[Stated exercise]:
Filter the records for lines holding the string "text".

## start Data listing

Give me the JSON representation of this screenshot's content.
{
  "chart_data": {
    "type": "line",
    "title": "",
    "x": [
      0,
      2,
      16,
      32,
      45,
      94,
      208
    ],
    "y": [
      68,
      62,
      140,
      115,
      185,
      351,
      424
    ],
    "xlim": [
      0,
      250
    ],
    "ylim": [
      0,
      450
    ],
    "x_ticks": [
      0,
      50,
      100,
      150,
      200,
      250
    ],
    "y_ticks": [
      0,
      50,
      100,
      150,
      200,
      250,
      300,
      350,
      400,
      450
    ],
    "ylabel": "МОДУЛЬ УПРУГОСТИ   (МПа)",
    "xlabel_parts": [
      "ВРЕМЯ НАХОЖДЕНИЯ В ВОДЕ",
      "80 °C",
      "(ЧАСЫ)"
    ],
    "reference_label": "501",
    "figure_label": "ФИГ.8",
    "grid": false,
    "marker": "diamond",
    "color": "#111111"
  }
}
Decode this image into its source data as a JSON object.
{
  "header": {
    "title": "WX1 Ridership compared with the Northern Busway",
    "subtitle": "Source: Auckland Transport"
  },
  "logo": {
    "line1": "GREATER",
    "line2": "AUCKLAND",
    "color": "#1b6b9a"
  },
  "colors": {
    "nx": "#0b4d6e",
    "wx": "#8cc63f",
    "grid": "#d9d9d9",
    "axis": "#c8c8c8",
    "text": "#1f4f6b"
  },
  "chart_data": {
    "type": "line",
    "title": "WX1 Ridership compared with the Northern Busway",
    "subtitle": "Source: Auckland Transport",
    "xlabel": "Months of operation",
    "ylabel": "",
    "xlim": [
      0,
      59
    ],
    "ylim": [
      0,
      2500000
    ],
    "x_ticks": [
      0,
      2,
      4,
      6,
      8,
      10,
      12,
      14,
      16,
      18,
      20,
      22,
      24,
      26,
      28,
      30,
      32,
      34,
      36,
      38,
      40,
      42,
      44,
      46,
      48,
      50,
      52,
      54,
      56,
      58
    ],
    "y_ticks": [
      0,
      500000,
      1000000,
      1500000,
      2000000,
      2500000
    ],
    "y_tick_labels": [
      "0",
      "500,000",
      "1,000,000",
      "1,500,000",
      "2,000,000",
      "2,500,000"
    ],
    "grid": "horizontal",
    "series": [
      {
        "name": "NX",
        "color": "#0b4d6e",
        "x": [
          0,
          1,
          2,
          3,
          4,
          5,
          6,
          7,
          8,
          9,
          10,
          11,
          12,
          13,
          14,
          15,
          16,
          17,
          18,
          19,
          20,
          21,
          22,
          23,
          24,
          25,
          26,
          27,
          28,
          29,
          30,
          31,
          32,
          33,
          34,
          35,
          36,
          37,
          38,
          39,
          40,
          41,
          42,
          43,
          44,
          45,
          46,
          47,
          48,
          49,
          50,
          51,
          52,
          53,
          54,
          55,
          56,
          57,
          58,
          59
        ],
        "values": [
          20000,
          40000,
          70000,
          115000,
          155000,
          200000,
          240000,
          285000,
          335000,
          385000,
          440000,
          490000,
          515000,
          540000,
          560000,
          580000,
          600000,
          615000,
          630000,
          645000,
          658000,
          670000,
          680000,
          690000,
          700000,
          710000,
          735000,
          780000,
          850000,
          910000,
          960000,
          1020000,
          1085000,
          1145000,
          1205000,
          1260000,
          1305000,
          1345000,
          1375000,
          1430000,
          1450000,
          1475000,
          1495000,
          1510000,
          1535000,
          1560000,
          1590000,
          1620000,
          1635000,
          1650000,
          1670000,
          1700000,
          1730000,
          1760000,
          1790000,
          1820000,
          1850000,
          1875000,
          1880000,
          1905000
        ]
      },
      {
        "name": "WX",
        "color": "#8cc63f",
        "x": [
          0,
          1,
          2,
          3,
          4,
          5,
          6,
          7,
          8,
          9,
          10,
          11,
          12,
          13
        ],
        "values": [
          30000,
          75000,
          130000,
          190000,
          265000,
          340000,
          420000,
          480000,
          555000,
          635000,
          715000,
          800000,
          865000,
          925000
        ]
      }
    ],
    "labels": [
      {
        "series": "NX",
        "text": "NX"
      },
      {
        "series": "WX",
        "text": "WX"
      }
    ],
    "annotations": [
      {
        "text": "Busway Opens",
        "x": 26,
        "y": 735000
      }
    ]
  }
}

## end Data listing

[Answer to this exercise]:
    "text": "#1f4f6b"
        "text": "NX"
        "text": "WX"
        "text": "Busway Opens",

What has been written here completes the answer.